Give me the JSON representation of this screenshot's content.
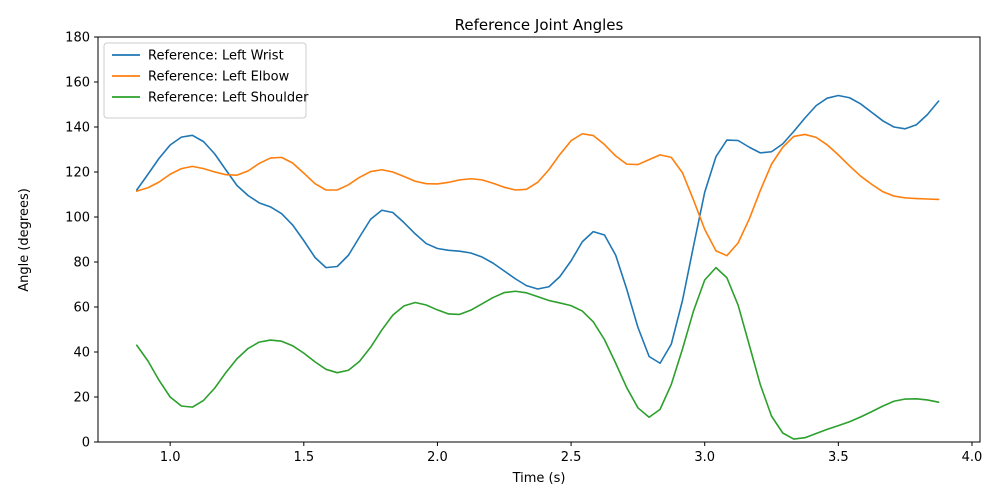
{
  "chart_data": {
    "type": "line",
    "title": "Reference Joint Angles",
    "xlabel": "Time (s)",
    "ylabel": "Angle (degrees)",
    "xlim": [
      0.73,
      4.03
    ],
    "ylim": [
      0,
      180
    ],
    "xticks": [
      1.0,
      1.5,
      2.0,
      2.5,
      3.0,
      3.5,
      4.0
    ],
    "xtick_labels": [
      "1.0",
      "1.5",
      "2.0",
      "2.5",
      "3.0",
      "3.5",
      "4.0"
    ],
    "yticks": [
      0,
      20,
      40,
      60,
      80,
      100,
      120,
      140,
      160,
      180
    ],
    "ytick_labels": [
      "0",
      "20",
      "40",
      "60",
      "80",
      "100",
      "120",
      "140",
      "160",
      "180"
    ],
    "grid": false,
    "legend": "top-left",
    "x": [
      0.875,
      0.917,
      0.958,
      1.0,
      1.042,
      1.083,
      1.125,
      1.167,
      1.208,
      1.25,
      1.292,
      1.333,
      1.375,
      1.417,
      1.458,
      1.5,
      1.542,
      1.583,
      1.625,
      1.667,
      1.708,
      1.75,
      1.792,
      1.833,
      1.875,
      1.917,
      1.958,
      2.0,
      2.042,
      2.083,
      2.125,
      2.167,
      2.208,
      2.25,
      2.292,
      2.333,
      2.375,
      2.417,
      2.458,
      2.5,
      2.542,
      2.583,
      2.625,
      2.667,
      2.708,
      2.75,
      2.792,
      2.833,
      2.875,
      2.917,
      2.958,
      3.0,
      3.042,
      3.083,
      3.125,
      3.167,
      3.208,
      3.25,
      3.292,
      3.333,
      3.375,
      3.417,
      3.458,
      3.5,
      3.542,
      3.583,
      3.625,
      3.667,
      3.708,
      3.75,
      3.792,
      3.833,
      3.875
    ],
    "series": [
      {
        "name": "Reference: Left Wrist",
        "color": "#1f77b4",
        "values": [
          112,
          119,
          126,
          132,
          135.5,
          136.3,
          133.5,
          128,
          121,
          114,
          109.5,
          106.3,
          104.5,
          101.5,
          96.5,
          89.5,
          82,
          77.5,
          78,
          83,
          91,
          99,
          103,
          102,
          97.5,
          92.5,
          88.2,
          86,
          85.2,
          84.8,
          84,
          82.2,
          79.5,
          76,
          72.5,
          69.5,
          68,
          69,
          73.5,
          80.5,
          89,
          93.5,
          92,
          83,
          68,
          51,
          38,
          35,
          43.5,
          63,
          87,
          111,
          126.8,
          134.2,
          134,
          131,
          128.5,
          129,
          132.5,
          138,
          144,
          149.5,
          152.8,
          154,
          153,
          150.3,
          146.5,
          142.7,
          140,
          139.2,
          141,
          145.5,
          151.5
        ]
      },
      {
        "name": "Reference: Left Elbow",
        "color": "#ff7f0e",
        "values": [
          111.5,
          113,
          115.5,
          119,
          121.5,
          122.5,
          121.5,
          120,
          118.8,
          118.6,
          120.5,
          123.8,
          126.2,
          126.5,
          124,
          119.5,
          114.8,
          112,
          112,
          114.3,
          117.6,
          120.2,
          121,
          120,
          118,
          115.9,
          114.8,
          114.7,
          115.4,
          116.5,
          117,
          116.5,
          115,
          113.2,
          112,
          112.3,
          115.4,
          121,
          127.8,
          133.9,
          137,
          136.2,
          132.2,
          127.1,
          123.5,
          123.3,
          125.5,
          127.6,
          126.5,
          119.6,
          107.6,
          94.5,
          85,
          82.8,
          88.5,
          99.2,
          111.8,
          123.5,
          131,
          135.8,
          136.7,
          135.4,
          132.1,
          127.6,
          122.7,
          118.2,
          114.5,
          111.2,
          109.3,
          108.5,
          108.2,
          108,
          107.8
        ]
      },
      {
        "name": "Reference: Left Shoulder",
        "color": "#2ca02c",
        "values": [
          43,
          36,
          27.5,
          20,
          16,
          15.5,
          18.5,
          24,
          30.8,
          37,
          41.6,
          44.4,
          45.3,
          44.8,
          42.8,
          39.5,
          35.6,
          32.3,
          30.8,
          31.9,
          35.8,
          42.1,
          49.8,
          56.4,
          60.5,
          62,
          60.9,
          58.7,
          56.9,
          56.7,
          58.6,
          61.4,
          64.2,
          66.4,
          67,
          66.3,
          64.6,
          62.9,
          61.8,
          60.6,
          58.2,
          53.4,
          45.5,
          35,
          24.2,
          15.2,
          11,
          14.5,
          25.6,
          41.4,
          58.2,
          72,
          77.5,
          73,
          60.8,
          43,
          25.5,
          11.5,
          4,
          1.3,
          1.9,
          3.8,
          5.6,
          7.3,
          9,
          11.1,
          13.5,
          16,
          18.1,
          19.1,
          19.2,
          18.7,
          17.7
        ]
      }
    ]
  }
}
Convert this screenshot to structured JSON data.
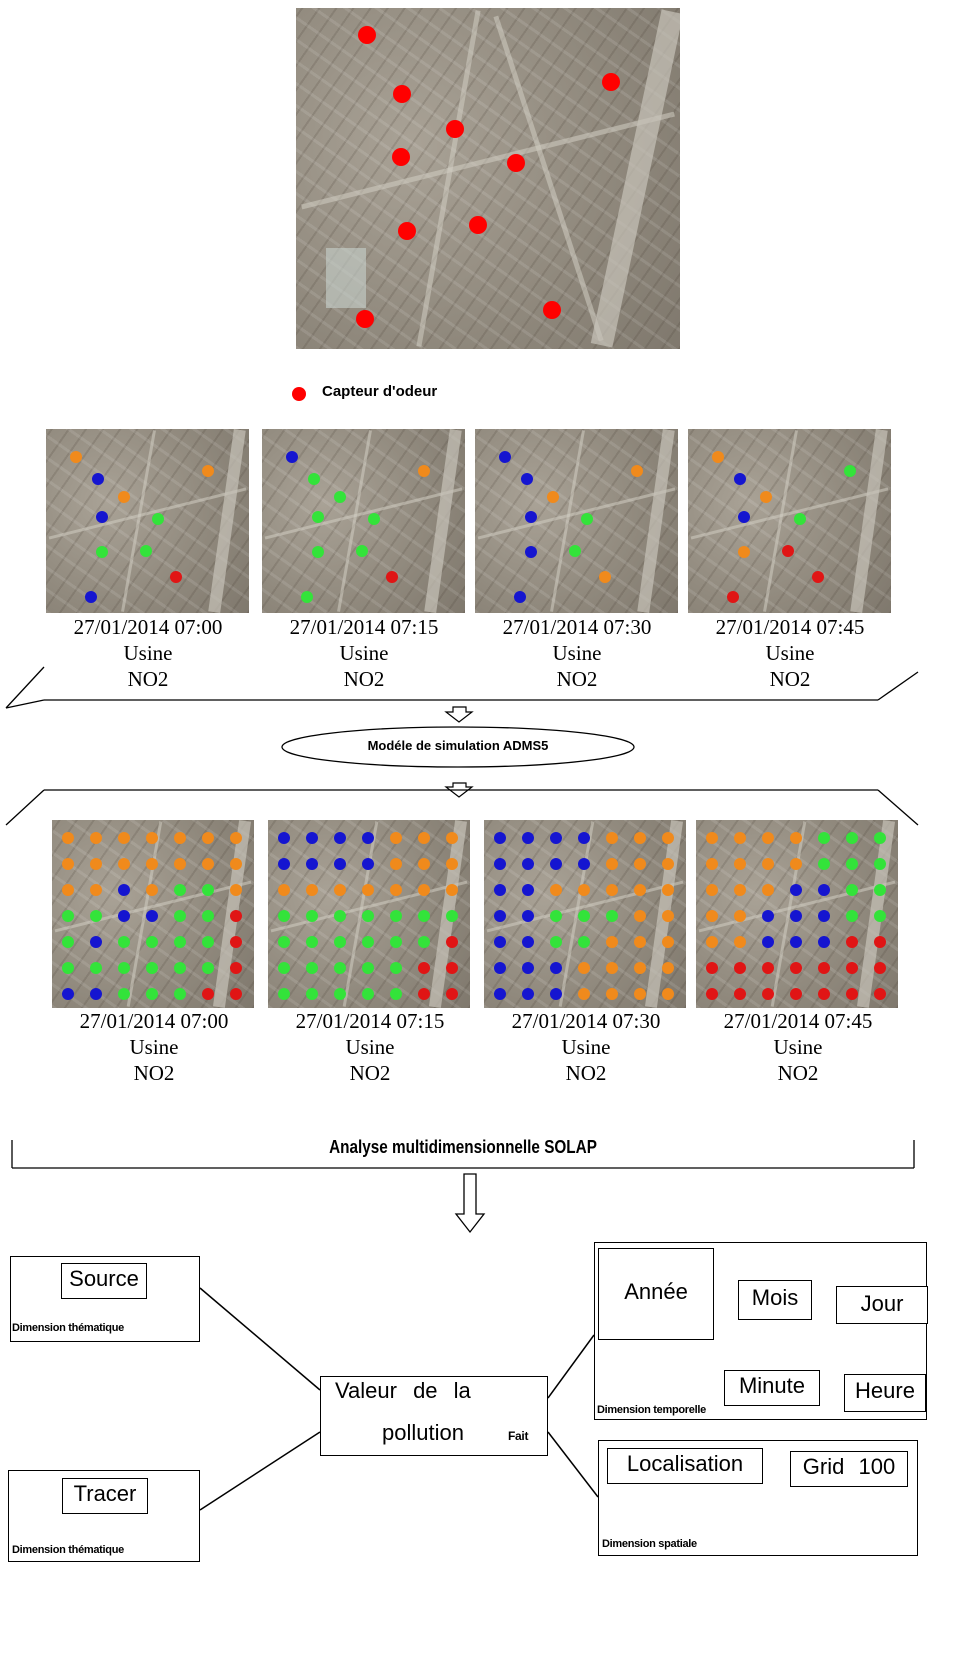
{
  "legend": {
    "label": "Capteur d'odeur",
    "color": "#ff0000"
  },
  "colors": {
    "blue": "#1515d0",
    "green": "#33e33a",
    "orange": "#f08a1c",
    "red": "#e01515"
  },
  "frames": [
    {
      "date": "27/01/2014 07:00",
      "source": "Usine",
      "pollutant": "NO2"
    },
    {
      "date": "27/01/2014 07:15",
      "source": "Usine",
      "pollutant": "NO2"
    },
    {
      "date": "27/01/2014 07:30",
      "source": "Usine",
      "pollutant": "NO2"
    },
    {
      "date": "27/01/2014 07:45",
      "source": "Usine",
      "pollutant": "NO2"
    }
  ],
  "simulation_label": "Modéle de simulation ADMS5",
  "analysis_label": "Analyse multidimensionnelle SOLAP",
  "schema": {
    "source": "Source",
    "tracer": "Tracer",
    "dim_thematic": "Dimension thématique",
    "fact_value_line1": "Valeur de la",
    "fact_value_line2": "pollution",
    "fact_label": "Fait",
    "year": "Année",
    "month": "Mois",
    "day": "Jour",
    "minute": "Minute",
    "hour": "Heure",
    "dim_temporal": "Dimension temporelle",
    "location": "Localisation",
    "grid": "Grid 100",
    "dim_spatial": "Dimension spatiale"
  }
}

____

_Task objective_
Please set down each line of the data above exactly as written, without the pictures.

_Result of this task_
Give me the JSON representation of this screenshot's content.
{
  "chart_data": {
    "type": "line",
    "title": "Reference Joint Angles",
    "xlabel": "Time (s)",
    "ylabel": "Angle (degrees)",
    "xlim": [
      0.73,
      4.03
    ],
    "ylim": [
      0,
      180
    ],
    "xticks": [
      1.0,
      1.5,
      2.0,
      2.5,
      3.0,
      3.5,
      4.0
    ],
    "xtick_labels": [
      "1.0",
      "1.5",
      "2.0",
      "2.5",
      "3.0",
      "3.5",
      "4.0"
    ],
    "yticks": [
      0,
      20,
      40,
      60,
      80,
      100,
      120,
      140,
      160,
      180
    ],
    "ytick_labels": [
      "0",
      "20",
      "40",
      "60",
      "80",
      "100",
      "120",
      "140",
      "160",
      "180"
    ],
    "grid": false,
    "legend": "top-left",
    "x": [
      0.875,
      0.917,
      0.958,
      1.0,
      1.042,
      1.083,
      1.125,
      1.167,
      1.208,
      1.25,
      1.292,
      1.333,
      1.375,
      1.417,
      1.458,
      1.5,
      1.542,
      1.583,
      1.625,
      1.667,
      1.708,
      1.75,
      1.792,
      1.833,
      1.875,
      1.917,
      1.958,
      2.0,
      2.042,
      2.083,
      2.125,
      2.167,
      2.208,
      2.25,
      2.292,
      2.333,
      2.375,
      2.417,
      2.458,
      2.5,
      2.542,
      2.583,
      2.625,
      2.667,
      2.708,
      2.75,
      2.792,
      2.833,
      2.875,
      2.917,
      2.958,
      3.0,
      3.042,
      3.083,
      3.125,
      3.167,
      3.208,
      3.25,
      3.292,
      3.333,
      3.375,
      3.417,
      3.458,
      3.5,
      3.542,
      3.583,
      3.625,
      3.667,
      3.708,
      3.75,
      3.792,
      3.833,
      3.875
    ],
    "series": [
      {
        "name": "Reference: Left Wrist",
        "color": "#1f77b4",
        "values": [
          112,
          119,
          126,
          132,
          135.5,
          136.3,
          133.5,
          128,
          121,
          114,
          109.5,
          106.3,
          104.5,
          101.5,
          96.5,
          89.5,
          82,
          77.5,
          78,
          83,
          91,
          99,
          103,
          102,
          97.5,
          92.5,
          88.2,
          86,
          85.2,
          84.8,
          84,
          82.2,
          79.5,
          76,
          72.5,
          69.5,
          68,
          69,
          73.5,
          80.5,
          89,
          93.5,
          92,
          83,
          68,
          51,
          38,
          35,
          43.5,
          63,
          87,
          111,
          126.8,
          134.2,
          134,
          131,
          128.5,
          129,
          132.5,
          138,
          144,
          149.5,
          152.8,
          154,
          153,
          150.3,
          146.5,
          142.7,
          140,
          139.2,
          141,
          145.5,
          151.5
        ]
      },
      {
        "name": "Reference: Left Elbow",
        "color": "#ff7f0e",
        "values": [
          111.5,
          113,
          115.5,
          119,
          121.5,
          122.5,
          121.5,
          120,
          118.8,
          118.6,
          120.5,
          123.8,
          126.2,
          126.5,
          124,
          119.5,
          114.8,
          112,
          112,
          114.3,
          117.6,
          120.2,
          121,
          120,
          118,
          115.9,
          114.8,
          114.7,
          115.4,
          116.5,
          117,
          116.5,
          115,
          113.2,
          112,
          112.3,
          115.4,
          121,
          127.8,
          133.9,
          137,
          136.2,
          132.2,
          127.1,
          123.5,
          123.3,
          125.5,
          127.6,
          126.5,
          119.6,
          107.6,
          94.5,
          85,
          82.8,
          88.5,
          99.2,
          111.8,
          123.5,
          131,
          135.8,
          136.7,
          135.4,
          132.1,
          127.6,
          122.7,
          118.2,
          114.5,
          111.2,
          109.3,
          108.5,
          108.2,
          108,
          107.8
        ]
      },
      {
        "name": "Reference: Left Shoulder",
        "color": "#2ca02c",
        "values": [
          43,
          36,
          27.5,
          20,
          16,
          15.5,
          18.5,
          24,
          30.8,
          37,
          41.6,
          44.4,
          45.3,
          44.8,
          42.8,
          39.5,
          35.6,
          32.3,
          30.8,
          31.9,
          35.8,
          42.1,
          49.8,
          56.4,
          60.5,
          62,
          60.9,
          58.7,
          56.9,
          56.7,
          58.6,
          61.4,
          64.2,
          66.4,
          67,
          66.3,
          64.6,
          62.9,
          61.8,
          60.6,
          58.2,
          53.4,
          45.5,
          35,
          24.2,
          15.2,
          11,
          14.5,
          25.6,
          41.4,
          58.2,
          72,
          77.5,
          73,
          60.8,
          43,
          25.5,
          11.5,
          4,
          1.3,
          1.9,
          3.8,
          5.6,
          7.3,
          9,
          11.1,
          13.5,
          16,
          18.1,
          19.1,
          19.2,
          18.7,
          17.7
        ]
      }
    ]
  }
}
Convert this screenshot to structured JSON data.
{
  "legend": {
    "label": "Capteur d'odeur",
    "color": "#ff0000"
  },
  "colors": {
    "blue": "#1515d0",
    "green": "#33e33a",
    "orange": "#f08a1c",
    "red": "#e01515"
  },
  "frames": [
    {
      "date": "27/01/2014 07:00",
      "source": "Usine",
      "pollutant": "NO2"
    },
    {
      "date": "27/01/2014 07:15",
      "source": "Usine",
      "pollutant": "NO2"
    },
    {
      "date": "27/01/2014 07:30",
      "source": "Usine",
      "pollutant": "NO2"
    },
    {
      "date": "27/01/2014 07:45",
      "source": "Usine",
      "pollutant": "NO2"
    }
  ],
  "simulation_label": "Modéle de simulation ADMS5",
  "analysis_label": "Analyse multidimensionnelle SOLAP",
  "schema": {
    "source": "Source",
    "tracer": "Tracer",
    "dim_thematic": "Dimension thématique",
    "fact_value_line1": "Valeur de la",
    "fact_value_line2": "pollution",
    "fact_label": "Fait",
    "year": "Année",
    "month": "Mois",
    "day": "Jour",
    "minute": "Minute",
    "hour": "Heure",
    "dim_temporal": "Dimension temporelle",
    "location": "Localisation",
    "grid": "Grid 100",
    "dim_spatial": "Dimension spatiale"
  }
}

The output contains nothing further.